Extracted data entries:
>>>

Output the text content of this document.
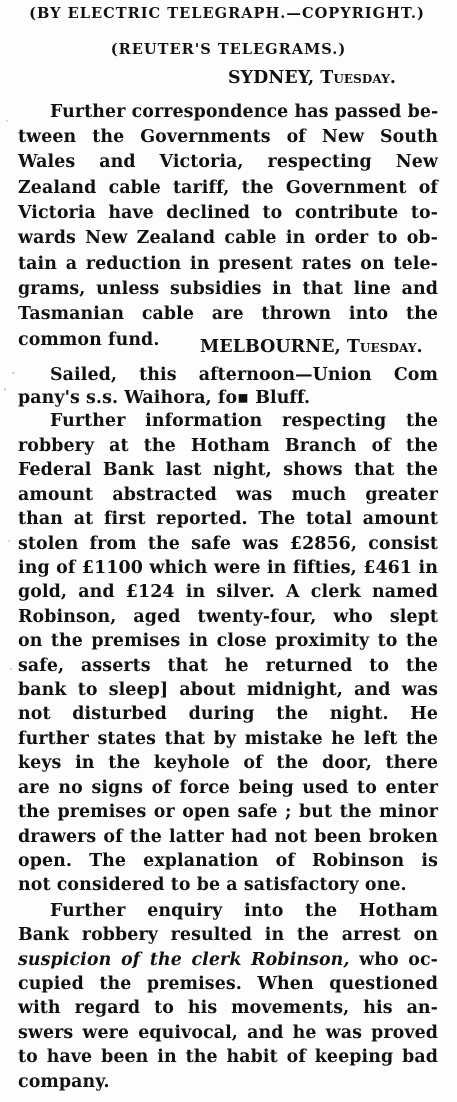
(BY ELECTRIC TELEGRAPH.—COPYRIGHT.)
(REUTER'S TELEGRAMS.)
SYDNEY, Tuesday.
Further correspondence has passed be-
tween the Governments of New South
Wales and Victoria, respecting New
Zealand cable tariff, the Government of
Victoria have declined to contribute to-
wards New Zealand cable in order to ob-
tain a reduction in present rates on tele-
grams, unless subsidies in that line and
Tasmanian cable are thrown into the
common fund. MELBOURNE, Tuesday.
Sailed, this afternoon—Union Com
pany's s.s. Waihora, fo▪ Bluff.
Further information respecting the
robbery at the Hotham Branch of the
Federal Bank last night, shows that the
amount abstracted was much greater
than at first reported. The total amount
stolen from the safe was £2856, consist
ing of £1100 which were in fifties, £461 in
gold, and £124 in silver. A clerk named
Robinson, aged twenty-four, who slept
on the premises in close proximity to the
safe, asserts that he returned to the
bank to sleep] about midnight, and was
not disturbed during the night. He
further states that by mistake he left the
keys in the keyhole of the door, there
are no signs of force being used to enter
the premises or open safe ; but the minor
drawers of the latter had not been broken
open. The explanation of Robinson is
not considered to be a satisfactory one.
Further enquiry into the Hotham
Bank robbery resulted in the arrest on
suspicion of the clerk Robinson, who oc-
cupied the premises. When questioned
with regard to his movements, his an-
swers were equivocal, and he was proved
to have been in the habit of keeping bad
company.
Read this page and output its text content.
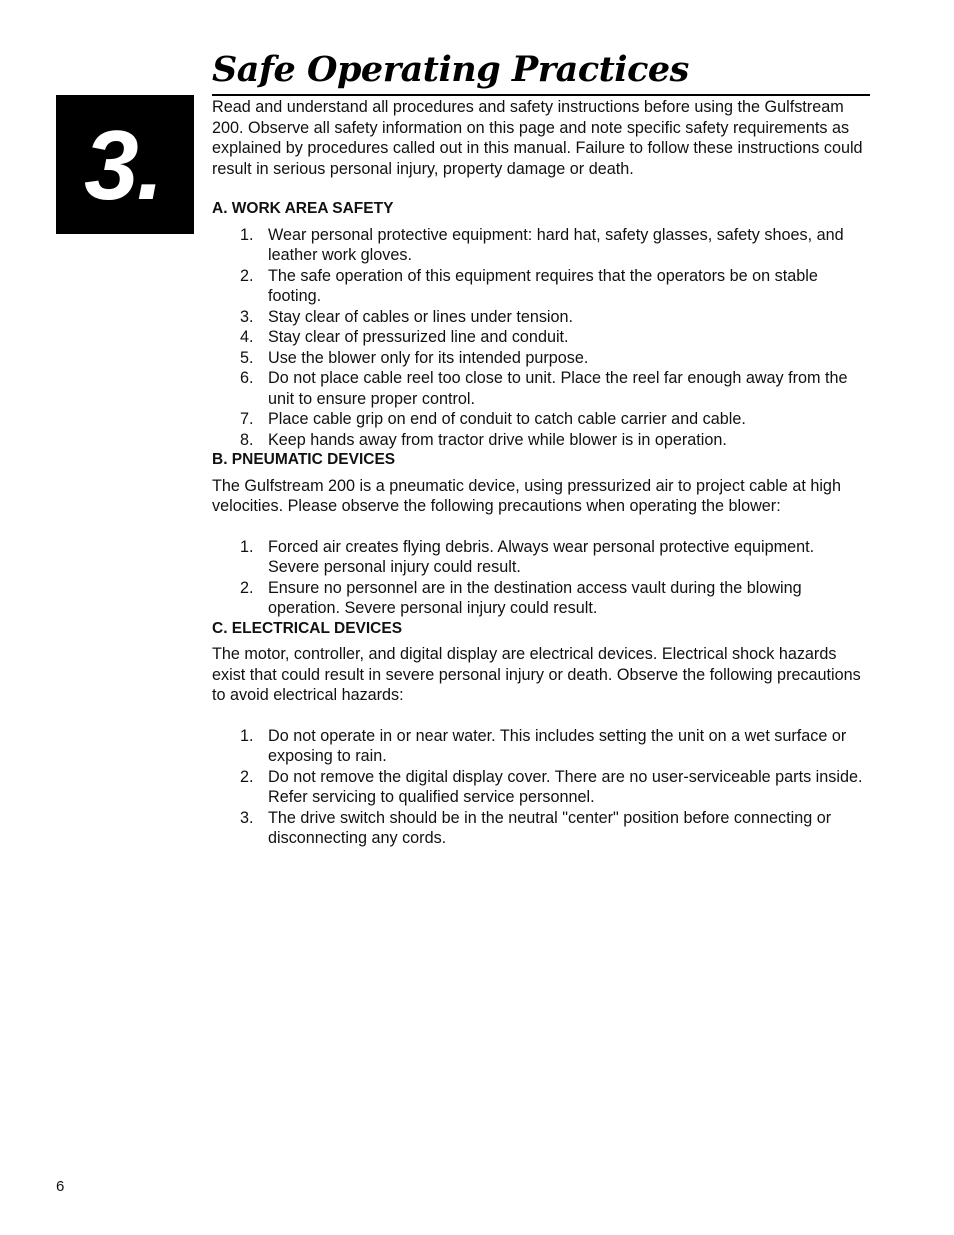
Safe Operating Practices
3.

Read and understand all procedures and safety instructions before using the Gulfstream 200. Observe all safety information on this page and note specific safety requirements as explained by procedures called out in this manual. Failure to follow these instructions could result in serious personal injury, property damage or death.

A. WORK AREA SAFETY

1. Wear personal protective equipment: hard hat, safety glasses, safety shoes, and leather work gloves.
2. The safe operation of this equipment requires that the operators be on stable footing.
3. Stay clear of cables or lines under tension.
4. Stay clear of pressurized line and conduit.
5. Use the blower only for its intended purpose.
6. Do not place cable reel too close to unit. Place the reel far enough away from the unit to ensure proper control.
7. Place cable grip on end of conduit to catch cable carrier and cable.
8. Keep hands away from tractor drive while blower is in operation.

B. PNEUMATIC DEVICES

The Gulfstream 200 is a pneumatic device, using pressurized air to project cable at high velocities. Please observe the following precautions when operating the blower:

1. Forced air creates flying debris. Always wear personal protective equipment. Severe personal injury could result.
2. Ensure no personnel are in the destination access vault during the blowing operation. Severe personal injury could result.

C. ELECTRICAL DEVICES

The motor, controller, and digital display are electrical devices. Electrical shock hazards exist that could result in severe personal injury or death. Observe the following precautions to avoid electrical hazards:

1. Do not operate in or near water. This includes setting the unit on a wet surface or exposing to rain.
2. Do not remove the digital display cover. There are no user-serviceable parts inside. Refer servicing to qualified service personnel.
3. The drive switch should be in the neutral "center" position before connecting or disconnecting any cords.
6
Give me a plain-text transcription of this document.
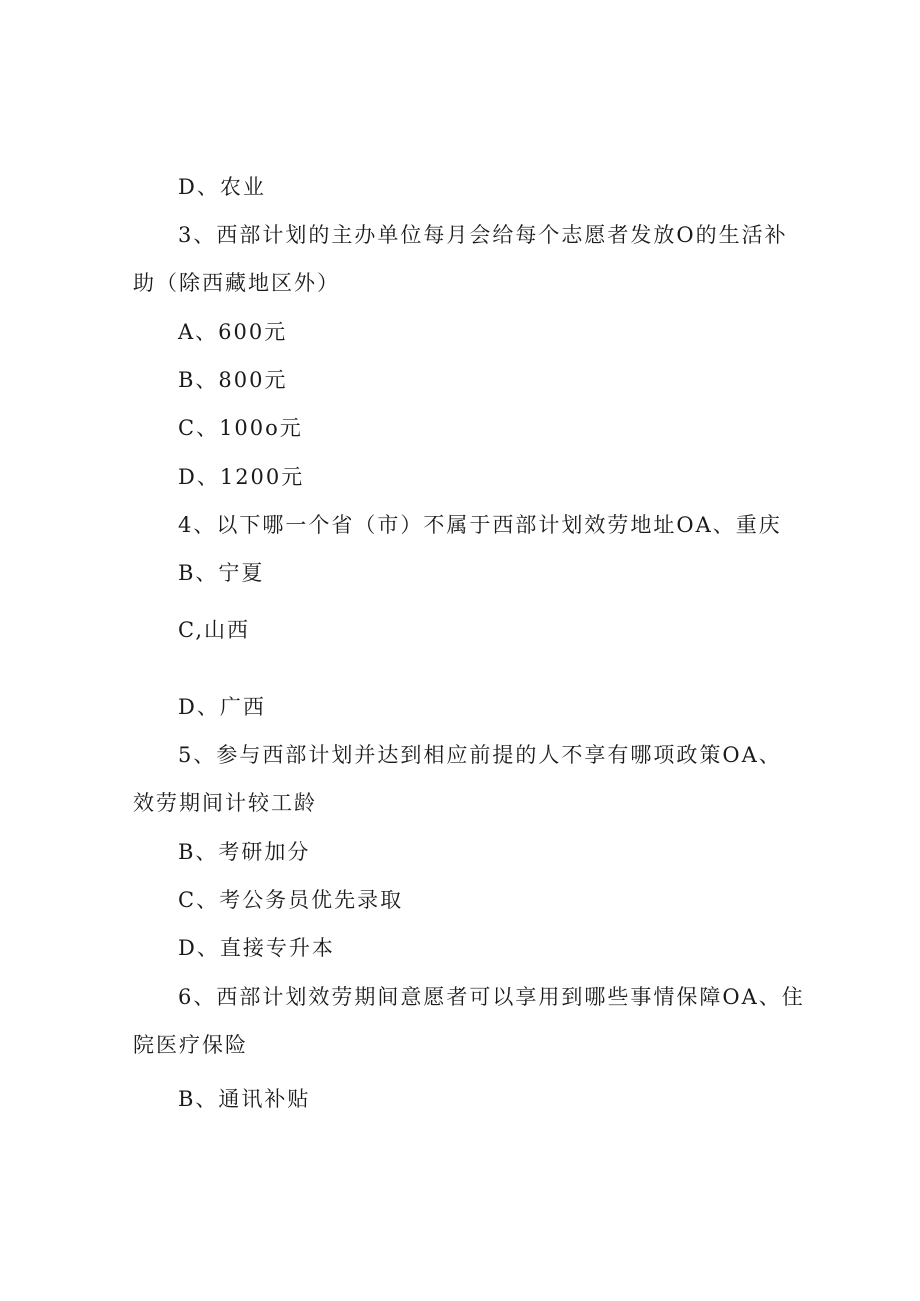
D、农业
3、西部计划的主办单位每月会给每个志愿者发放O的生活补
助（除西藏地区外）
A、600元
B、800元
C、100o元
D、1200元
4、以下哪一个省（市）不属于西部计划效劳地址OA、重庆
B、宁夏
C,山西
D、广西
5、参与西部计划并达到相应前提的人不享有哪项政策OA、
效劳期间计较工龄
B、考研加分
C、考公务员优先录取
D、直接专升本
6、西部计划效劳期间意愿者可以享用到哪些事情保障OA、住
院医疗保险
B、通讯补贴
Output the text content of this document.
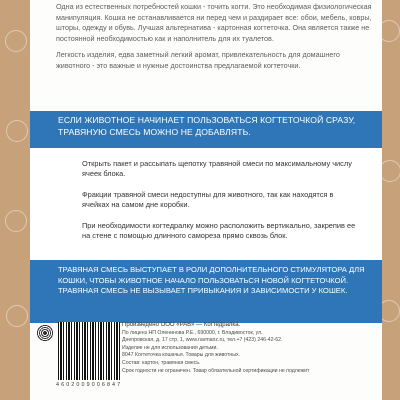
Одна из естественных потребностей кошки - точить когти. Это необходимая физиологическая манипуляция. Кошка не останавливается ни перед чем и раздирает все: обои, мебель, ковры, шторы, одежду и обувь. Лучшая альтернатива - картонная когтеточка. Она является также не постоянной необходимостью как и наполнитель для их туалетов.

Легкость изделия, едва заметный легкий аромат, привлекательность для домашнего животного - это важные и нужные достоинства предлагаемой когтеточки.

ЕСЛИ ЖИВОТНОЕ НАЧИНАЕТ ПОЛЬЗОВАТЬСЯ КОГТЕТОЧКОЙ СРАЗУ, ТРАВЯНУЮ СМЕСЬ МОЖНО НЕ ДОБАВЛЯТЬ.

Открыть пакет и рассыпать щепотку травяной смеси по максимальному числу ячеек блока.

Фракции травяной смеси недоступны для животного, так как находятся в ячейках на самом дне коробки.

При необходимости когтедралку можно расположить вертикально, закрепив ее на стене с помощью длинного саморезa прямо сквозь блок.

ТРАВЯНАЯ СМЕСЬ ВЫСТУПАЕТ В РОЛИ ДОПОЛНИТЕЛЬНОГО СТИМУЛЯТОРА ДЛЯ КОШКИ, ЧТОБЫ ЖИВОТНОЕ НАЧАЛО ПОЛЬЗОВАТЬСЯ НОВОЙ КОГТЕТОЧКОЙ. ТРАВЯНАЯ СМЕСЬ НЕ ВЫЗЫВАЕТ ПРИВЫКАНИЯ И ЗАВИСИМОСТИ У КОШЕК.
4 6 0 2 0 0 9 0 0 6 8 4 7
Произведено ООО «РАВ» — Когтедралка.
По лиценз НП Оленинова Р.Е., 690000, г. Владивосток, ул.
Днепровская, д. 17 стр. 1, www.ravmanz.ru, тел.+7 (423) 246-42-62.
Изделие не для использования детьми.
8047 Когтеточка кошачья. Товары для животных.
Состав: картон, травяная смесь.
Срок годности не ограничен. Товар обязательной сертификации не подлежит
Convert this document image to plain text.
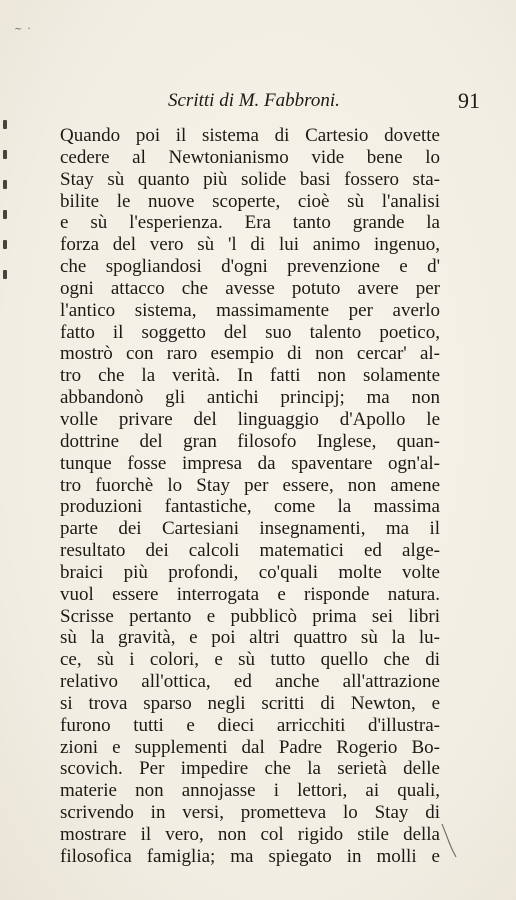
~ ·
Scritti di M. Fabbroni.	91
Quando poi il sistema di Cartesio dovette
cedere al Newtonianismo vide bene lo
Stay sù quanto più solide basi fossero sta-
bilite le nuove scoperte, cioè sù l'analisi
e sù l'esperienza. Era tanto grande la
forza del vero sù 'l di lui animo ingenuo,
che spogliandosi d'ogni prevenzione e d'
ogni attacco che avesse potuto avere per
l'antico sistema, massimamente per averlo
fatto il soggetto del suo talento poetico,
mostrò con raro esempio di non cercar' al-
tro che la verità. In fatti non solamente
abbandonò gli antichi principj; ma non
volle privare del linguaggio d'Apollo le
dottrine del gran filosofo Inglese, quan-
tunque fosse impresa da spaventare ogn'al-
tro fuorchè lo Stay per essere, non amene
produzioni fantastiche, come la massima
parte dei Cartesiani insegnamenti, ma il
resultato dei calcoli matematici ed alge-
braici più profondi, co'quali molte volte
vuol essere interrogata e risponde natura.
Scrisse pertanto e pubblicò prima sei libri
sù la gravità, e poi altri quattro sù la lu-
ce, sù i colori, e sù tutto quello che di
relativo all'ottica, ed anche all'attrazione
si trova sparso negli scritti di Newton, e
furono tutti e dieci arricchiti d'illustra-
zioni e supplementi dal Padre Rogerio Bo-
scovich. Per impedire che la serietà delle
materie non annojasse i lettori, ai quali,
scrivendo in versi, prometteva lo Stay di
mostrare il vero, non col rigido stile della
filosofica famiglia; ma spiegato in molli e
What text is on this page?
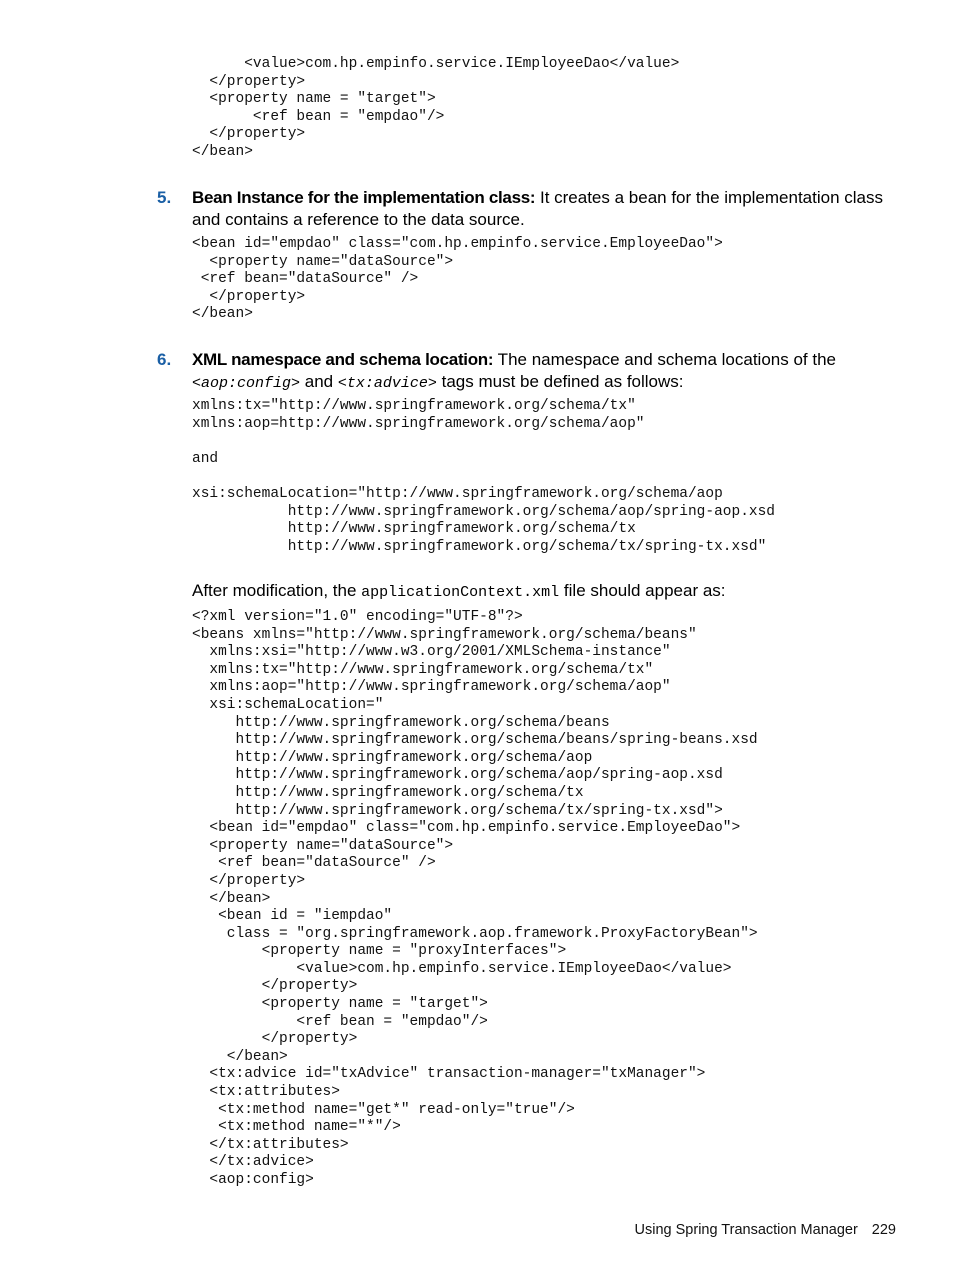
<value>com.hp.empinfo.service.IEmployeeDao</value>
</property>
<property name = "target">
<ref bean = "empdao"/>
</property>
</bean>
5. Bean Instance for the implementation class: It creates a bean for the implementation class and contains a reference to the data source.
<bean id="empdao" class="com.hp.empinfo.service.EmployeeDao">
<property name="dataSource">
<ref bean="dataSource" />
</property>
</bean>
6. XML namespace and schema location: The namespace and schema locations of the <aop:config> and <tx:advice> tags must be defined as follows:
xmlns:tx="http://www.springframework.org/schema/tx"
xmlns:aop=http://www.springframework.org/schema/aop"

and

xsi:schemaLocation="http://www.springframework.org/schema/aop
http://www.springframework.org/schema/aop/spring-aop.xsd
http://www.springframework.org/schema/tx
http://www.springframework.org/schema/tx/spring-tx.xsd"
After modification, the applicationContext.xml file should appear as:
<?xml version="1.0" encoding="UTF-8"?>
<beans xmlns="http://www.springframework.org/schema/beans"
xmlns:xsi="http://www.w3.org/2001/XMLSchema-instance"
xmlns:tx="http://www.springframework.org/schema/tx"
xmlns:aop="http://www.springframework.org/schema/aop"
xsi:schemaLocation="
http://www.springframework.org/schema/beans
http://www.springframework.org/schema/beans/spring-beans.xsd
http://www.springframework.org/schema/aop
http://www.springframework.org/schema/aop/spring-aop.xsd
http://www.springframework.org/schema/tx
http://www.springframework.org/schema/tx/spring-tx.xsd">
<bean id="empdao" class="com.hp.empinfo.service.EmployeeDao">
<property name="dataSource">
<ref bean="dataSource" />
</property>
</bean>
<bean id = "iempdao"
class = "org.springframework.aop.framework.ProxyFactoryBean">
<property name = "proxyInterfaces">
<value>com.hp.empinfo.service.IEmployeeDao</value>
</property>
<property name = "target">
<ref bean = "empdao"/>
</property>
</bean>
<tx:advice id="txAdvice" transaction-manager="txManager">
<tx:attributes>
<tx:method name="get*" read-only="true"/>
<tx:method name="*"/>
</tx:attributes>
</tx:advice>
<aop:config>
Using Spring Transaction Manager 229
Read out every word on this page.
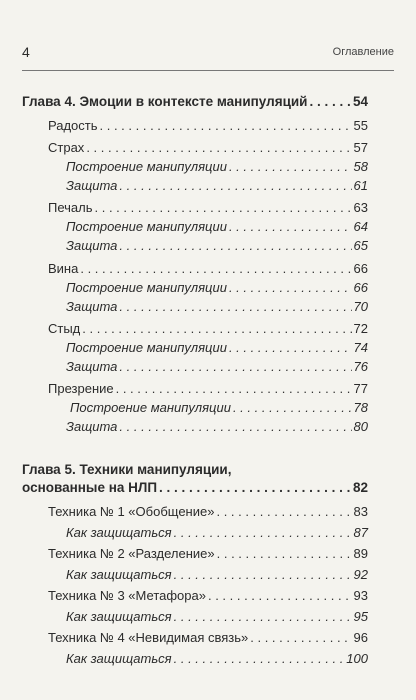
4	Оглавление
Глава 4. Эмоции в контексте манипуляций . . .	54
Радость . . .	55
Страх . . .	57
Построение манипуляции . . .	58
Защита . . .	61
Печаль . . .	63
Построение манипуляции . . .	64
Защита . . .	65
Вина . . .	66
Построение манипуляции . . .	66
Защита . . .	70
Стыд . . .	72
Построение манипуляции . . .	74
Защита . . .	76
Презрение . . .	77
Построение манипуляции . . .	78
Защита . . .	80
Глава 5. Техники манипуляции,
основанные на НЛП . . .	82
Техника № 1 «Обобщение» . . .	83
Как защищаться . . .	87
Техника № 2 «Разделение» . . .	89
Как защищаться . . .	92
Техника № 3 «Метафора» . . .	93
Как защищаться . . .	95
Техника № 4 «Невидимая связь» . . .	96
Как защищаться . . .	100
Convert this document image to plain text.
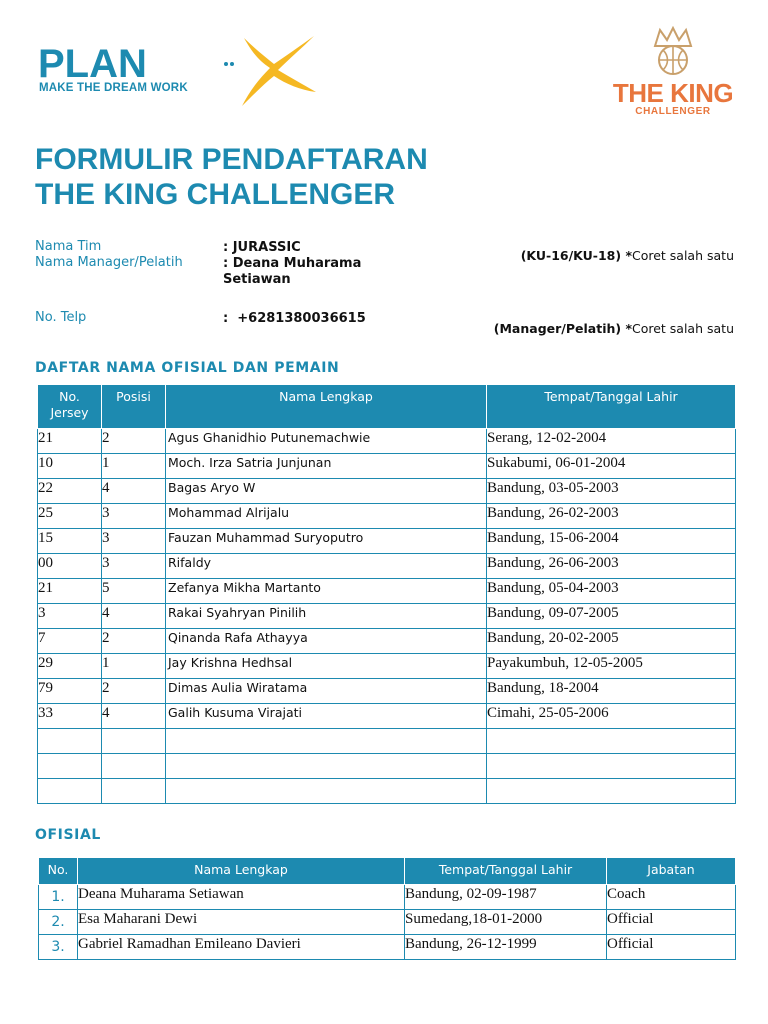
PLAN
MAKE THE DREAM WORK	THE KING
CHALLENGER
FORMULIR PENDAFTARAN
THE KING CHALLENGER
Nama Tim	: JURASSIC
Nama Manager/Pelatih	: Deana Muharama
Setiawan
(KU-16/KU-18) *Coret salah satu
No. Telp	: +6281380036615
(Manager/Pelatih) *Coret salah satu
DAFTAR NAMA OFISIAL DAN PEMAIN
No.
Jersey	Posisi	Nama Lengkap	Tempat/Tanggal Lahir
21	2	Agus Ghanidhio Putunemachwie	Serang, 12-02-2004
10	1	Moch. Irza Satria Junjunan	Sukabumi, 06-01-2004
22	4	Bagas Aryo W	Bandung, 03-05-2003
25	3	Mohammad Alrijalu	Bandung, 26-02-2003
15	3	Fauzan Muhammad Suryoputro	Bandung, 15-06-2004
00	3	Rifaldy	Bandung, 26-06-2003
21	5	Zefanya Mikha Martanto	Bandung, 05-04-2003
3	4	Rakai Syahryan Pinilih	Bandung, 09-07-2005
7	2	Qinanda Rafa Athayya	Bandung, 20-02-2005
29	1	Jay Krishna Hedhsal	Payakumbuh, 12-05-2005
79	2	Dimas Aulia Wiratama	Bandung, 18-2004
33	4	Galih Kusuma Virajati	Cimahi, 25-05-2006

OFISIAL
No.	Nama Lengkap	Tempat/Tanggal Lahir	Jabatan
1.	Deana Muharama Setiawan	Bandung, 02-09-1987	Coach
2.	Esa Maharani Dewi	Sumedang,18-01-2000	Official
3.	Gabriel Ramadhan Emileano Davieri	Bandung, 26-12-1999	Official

<<<

Aim of the exercise => In the entries above, identify each line that includes the string "page", then copy it.

Written response =>
Read this page and output its text content.
Read and understand all procedures and safety instructions before using the Gulfstream 200. Observe all safety information on this page and note specific safety requirements as explained by procedures called out in this manual. Failure to follow these instructions could result in serious personal injury, property damage or death.
What text is on this page?
Read out every word on this page.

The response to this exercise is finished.